In the listing below, find every line with the string "operating" and pull it out.
-- START OF Entries supplied --
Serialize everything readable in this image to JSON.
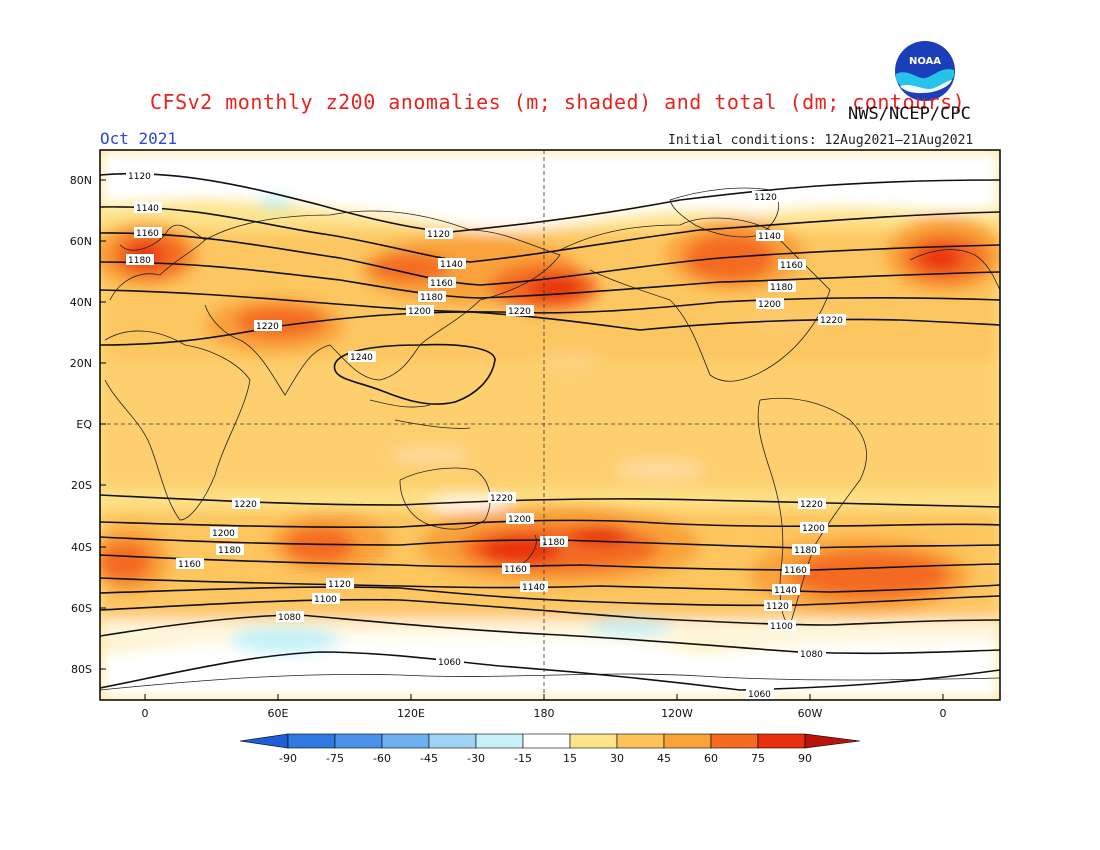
{
  "header": {
    "title": "CFSv2 monthly z200 anomalies (m; shaded) and total (dm; contours)",
    "agency": "NWS/NCEP/CPC",
    "month": "Oct 2021",
    "initial_conditions": "Initial conditions: 12Aug2021–21Aug2021",
    "logo_text": "NOAA"
  },
  "map": {
    "lat_labels": [
      "80N",
      "60N",
      "40N",
      "20N",
      "EQ",
      "20S",
      "40S",
      "60S",
      "80S"
    ],
    "lon_labels": [
      "0",
      "60E",
      "120E",
      "180",
      "120W",
      "60W",
      "0"
    ],
    "contour_labels": [
      "1060",
      "1080",
      "1100",
      "1120",
      "1140",
      "1160",
      "1180",
      "1200",
      "1220",
      "1240"
    ]
  },
  "colorbar": {
    "tick_labels": [
      "-90",
      "-75",
      "-60",
      "-45",
      "-30",
      "-15",
      "15",
      "30",
      "45",
      "60",
      "75",
      "90"
    ],
    "colors": [
      "#1e5fd6",
      "#2f7ae0",
      "#4a92ea",
      "#6fb0f0",
      "#9fd3f6",
      "#c6f2f8",
      "#ffffff",
      "#fde38a",
      "#fdc25a",
      "#f9a23a",
      "#f46b21",
      "#e8300f",
      "#b81409"
    ]
  }
}
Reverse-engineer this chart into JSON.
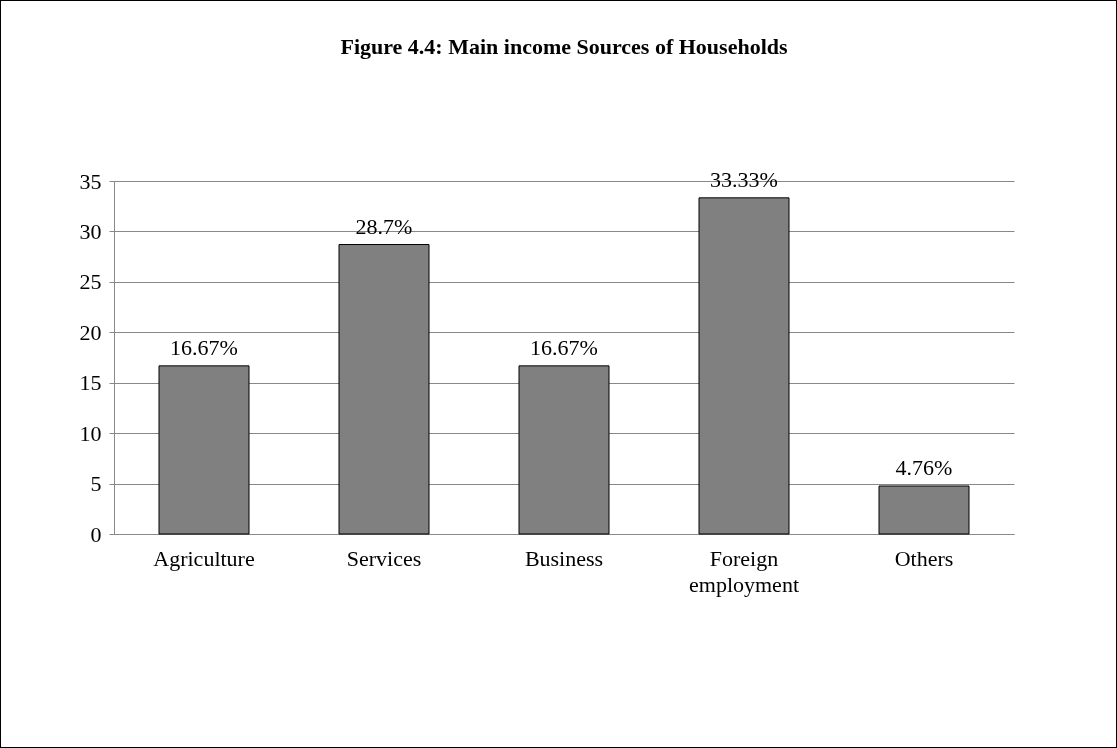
{
  "chart_data": {
    "type": "bar",
    "title": "Figure 4.4: Main income Sources of Households",
    "categories": [
      "Agriculture",
      "Services",
      "Business",
      "Foreign employment",
      "Others"
    ],
    "values": [
      16.67,
      28.7,
      16.67,
      33.33,
      4.76
    ],
    "value_labels": [
      "16.67%",
      "28.7%",
      "16.67%",
      "33.33%",
      "4.76%"
    ],
    "color": "#808080",
    "ylim": [
      0,
      35
    ],
    "yticks": [
      0,
      5,
      10,
      15,
      20,
      25,
      30,
      35
    ],
    "grid": "y"
  }
}
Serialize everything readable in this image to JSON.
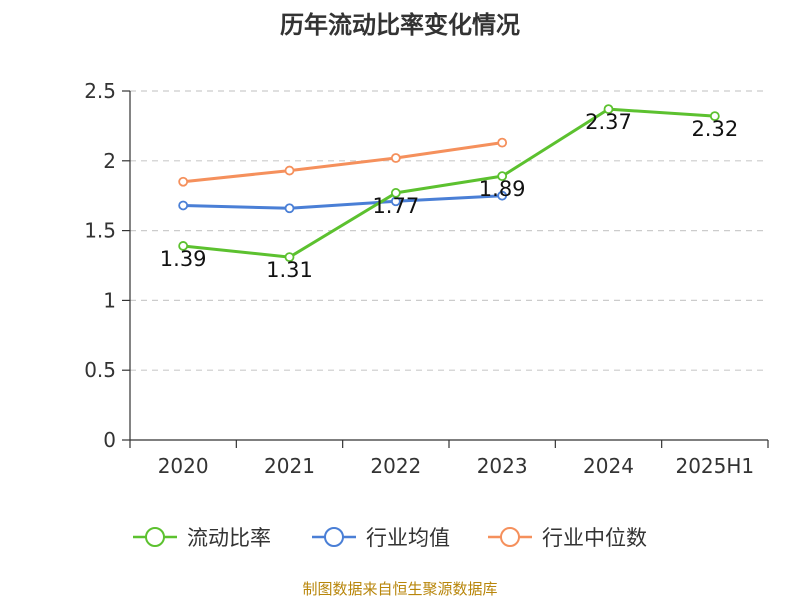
{
  "chart_data": {
    "type": "line",
    "title": "历年流动比率变化情况",
    "categories": [
      "2020",
      "2021",
      "2022",
      "2023",
      "2024",
      "2025H1"
    ],
    "ylim": [
      0,
      2.5
    ],
    "yticks": [
      "0",
      "0.5",
      "1",
      "1.5",
      "2",
      "2.5"
    ],
    "grid": true,
    "legend_position": "bottom",
    "series": [
      {
        "name": "流动比率",
        "color": "#5cc12f",
        "values": [
          1.39,
          1.31,
          1.77,
          1.89,
          2.37,
          2.32
        ],
        "labels": [
          "1.39",
          "1.31",
          "1.77",
          "1.89",
          "2.37",
          "2.32"
        ]
      },
      {
        "name": "行业均值",
        "color": "#4a7fd6",
        "values": [
          1.68,
          1.66,
          1.71,
          1.75,
          null,
          null
        ]
      },
      {
        "name": "行业中位数",
        "color": "#f5905c",
        "values": [
          1.85,
          1.93,
          2.02,
          2.13,
          null,
          null
        ]
      }
    ]
  },
  "source": "制图数据来自恒生聚源数据库"
}
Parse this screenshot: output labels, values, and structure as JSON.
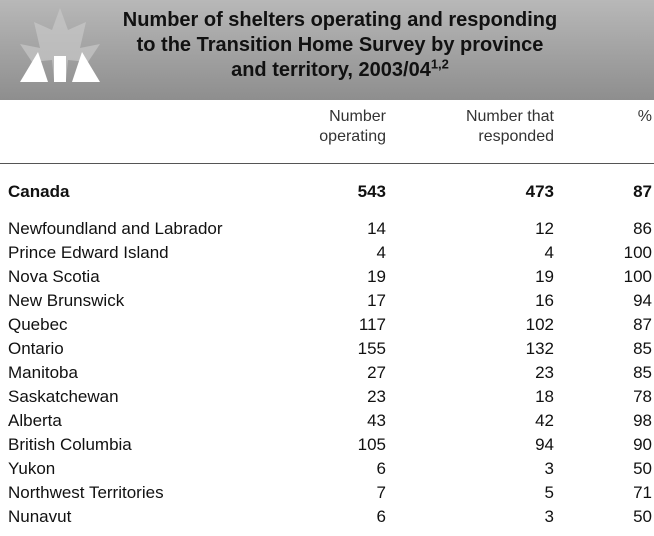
{
  "header": {
    "title": [
      "Number of shelters operating and responding",
      "to the Transition Home Survey by province",
      "and territory, 2003/04"
    ],
    "superscript": "1,2"
  },
  "table": {
    "columns": [
      "Number operating",
      "Number that responded",
      "%"
    ],
    "total": [
      "Canada",
      "543",
      "473",
      "87"
    ],
    "rows": [
      [
        "Newfoundland and Labrador",
        "14",
        "12",
        "86"
      ],
      [
        "Prince Edward Island",
        "4",
        "4",
        "100"
      ],
      [
        "Nova Scotia",
        "19",
        "19",
        "100"
      ],
      [
        "New Brunswick",
        "17",
        "16",
        "94"
      ],
      [
        "Quebec",
        "117",
        "102",
        "87"
      ],
      [
        "Ontario",
        "155",
        "132",
        "85"
      ],
      [
        "Manitoba",
        "27",
        "23",
        "85"
      ],
      [
        "Saskatchewan",
        "23",
        "18",
        "78"
      ],
      [
        "Alberta",
        "43",
        "42",
        "98"
      ],
      [
        "British Columbia",
        "105",
        "94",
        "90"
      ],
      [
        "Yukon",
        "6",
        "3",
        "50"
      ],
      [
        "Northwest Territories",
        "7",
        "5",
        "71"
      ],
      [
        "Nunavut",
        "6",
        "3",
        "50"
      ]
    ]
  }
}
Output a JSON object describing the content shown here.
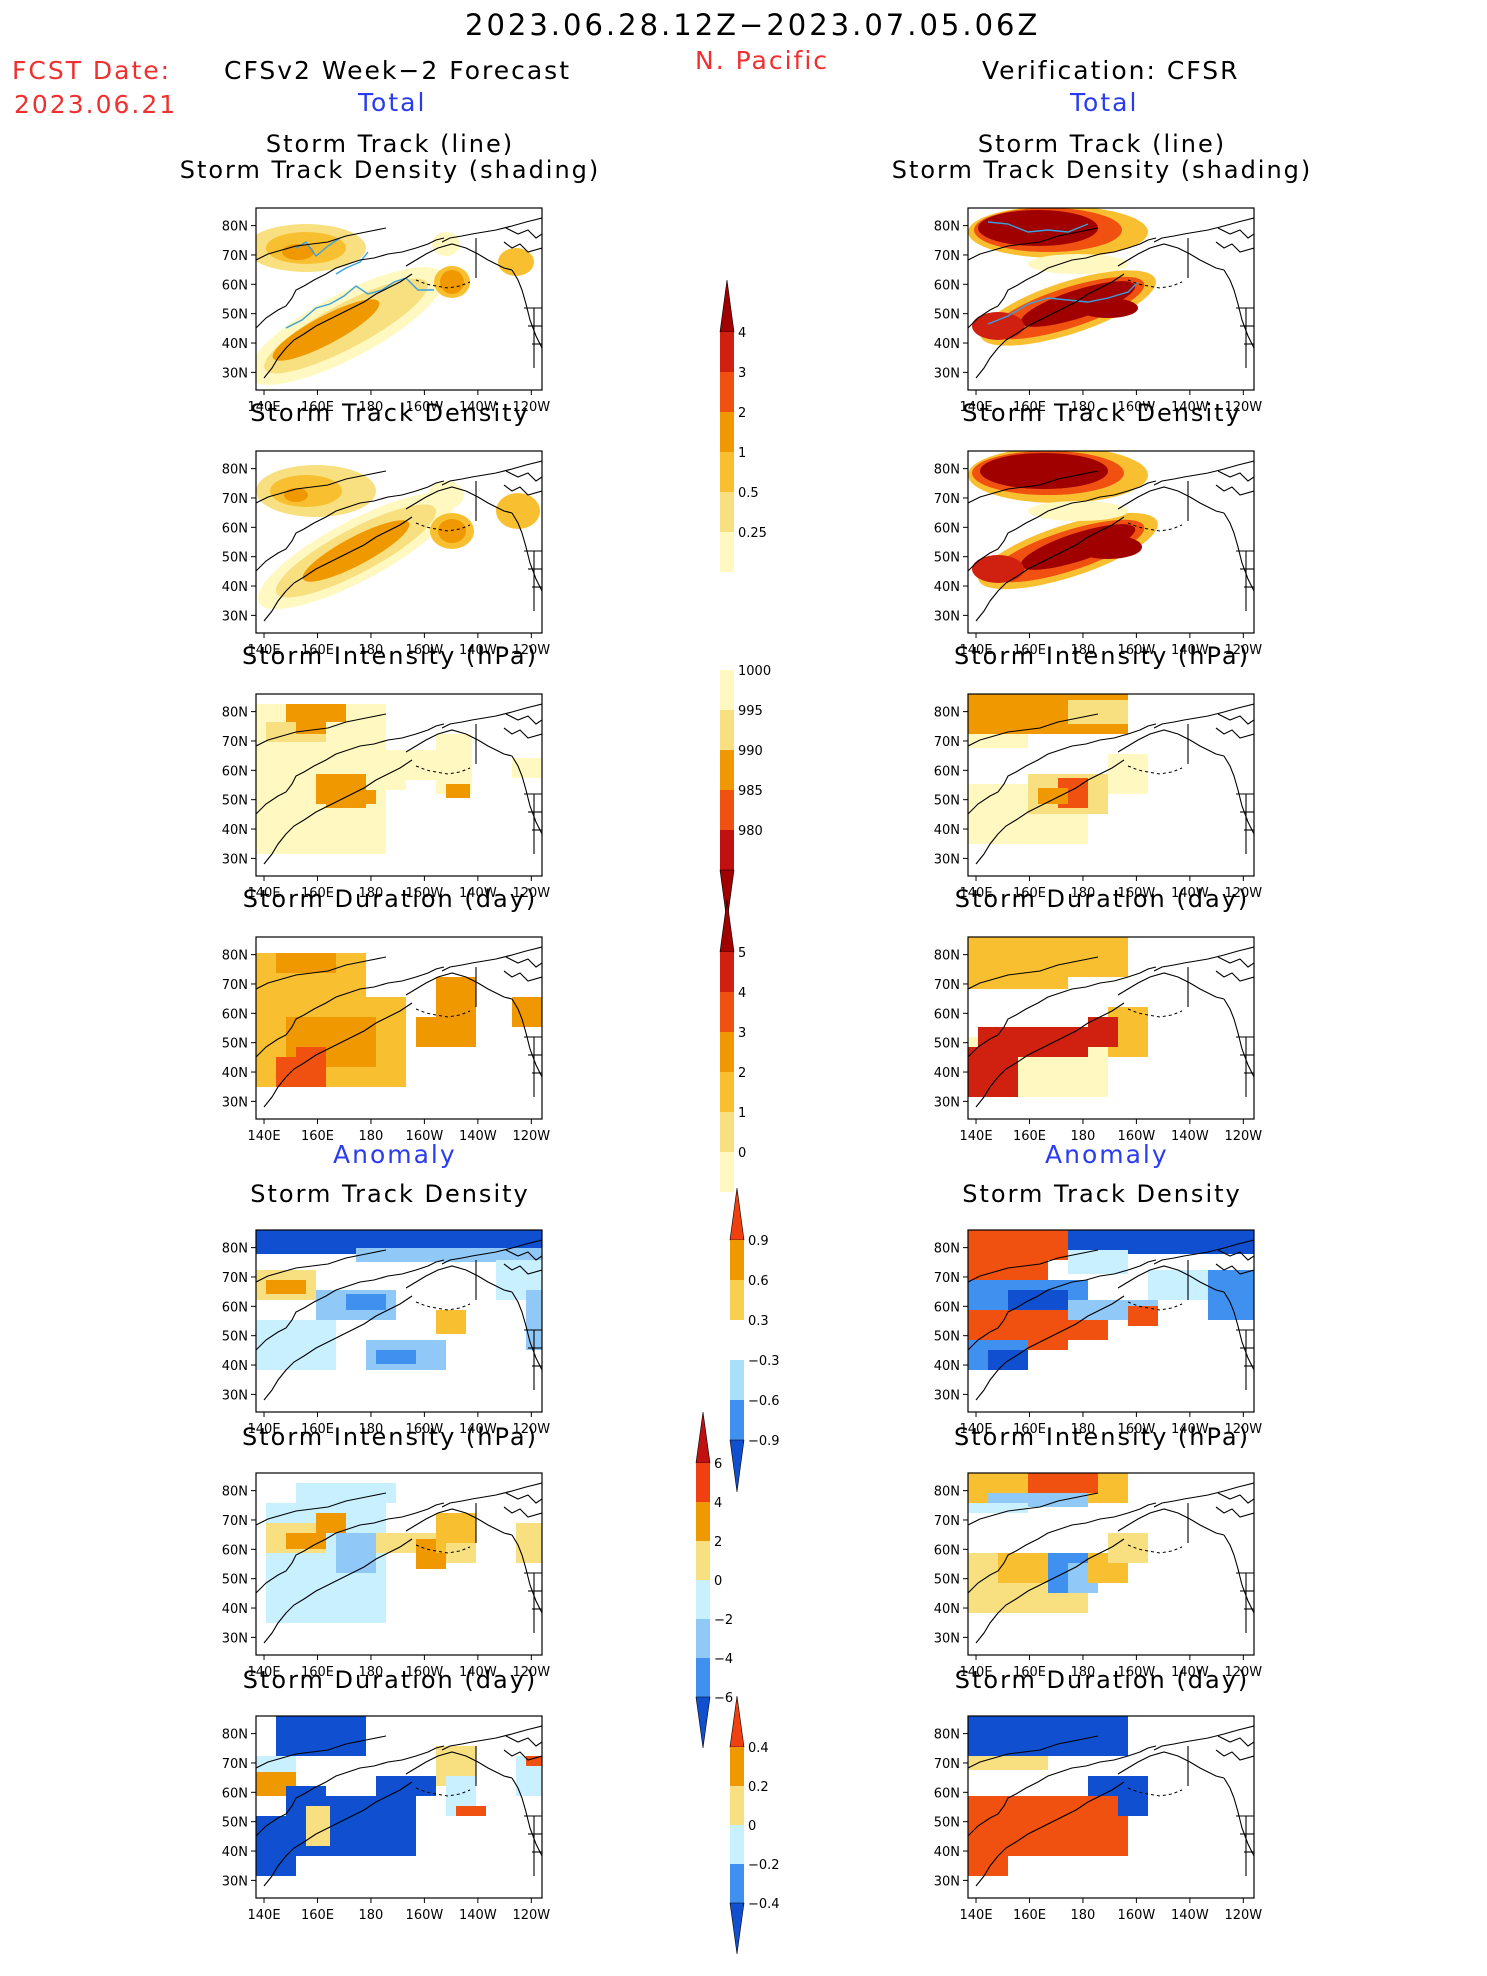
{
  "header": {
    "period": "2023.06.28.12Z−2023.07.05.06Z",
    "region": "N. Pacific",
    "fcst_label": "FCST Date:",
    "fcst_date": "2023.06.21",
    "left_title": "CFSv2 Week−2 Forecast",
    "right_title": "Verification: CFSR",
    "total_label": "Total",
    "anomaly_label": "Anomaly"
  },
  "panel_titles": {
    "track_line": "Storm Track (line)",
    "track_density_shading": "Storm Track Density (shading)",
    "track_density": "Storm Track Density",
    "intensity": "Storm Intensity (hPa)",
    "duration": "Storm Duration (day)"
  },
  "map_axes": {
    "lon_labels": [
      "140E",
      "160E",
      "180",
      "160W",
      "140W",
      "120W"
    ],
    "lat_labels": [
      "80N",
      "70N",
      "60N",
      "50N",
      "40N",
      "30N"
    ]
  },
  "colorbars": {
    "density": {
      "labels": [
        "4",
        "3",
        "2",
        "1",
        "0.5",
        "0.25"
      ],
      "colors": [
        "#a00000",
        "#d02010",
        "#f05010",
        "#f09800",
        "#f8c030",
        "#f8e080",
        "#fff8c0"
      ]
    },
    "intensity": {
      "labels": [
        "1000",
        "995",
        "990",
        "985",
        "980"
      ],
      "colors": [
        "#fff8c0",
        "#f8e080",
        "#f09800",
        "#f05010",
        "#c01010",
        "#a00000"
      ]
    },
    "duration": {
      "labels": [
        "5",
        "4",
        "3",
        "2",
        "1",
        "0"
      ],
      "colors": [
        "#a00000",
        "#d02010",
        "#f05010",
        "#f09800",
        "#f8c030",
        "#f8e080",
        "#fff8c0"
      ]
    },
    "anom_density": {
      "labels": [
        "0.9",
        "0.6",
        "0.3",
        "−0.3",
        "−0.6",
        "−0.9"
      ],
      "colors": [
        "#f04010",
        "#f09800",
        "#f8d050",
        "#ffffff",
        "#a8e0f8",
        "#4090f0",
        "#1050d0"
      ]
    },
    "anom_intensity": {
      "labels": [
        "6",
        "4",
        "2",
        "0",
        "−2",
        "−4",
        "−6"
      ],
      "colors": [
        "#c01010",
        "#f04010",
        "#f09800",
        "#f8e080",
        "#c8f0ff",
        "#90c8f8",
        "#4090f0",
        "#1050d0"
      ]
    },
    "anom_duration": {
      "labels": [
        "0.4",
        "0.2",
        "0",
        "−0.2",
        "−0.4"
      ],
      "colors": [
        "#f04010",
        "#f09800",
        "#f8e080",
        "#c8f0ff",
        "#4090f0",
        "#1050d0"
      ]
    }
  }
}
-- END OF Entries supplied --
* In response *
      "Number of shelters operating and responding",
      "Number operating",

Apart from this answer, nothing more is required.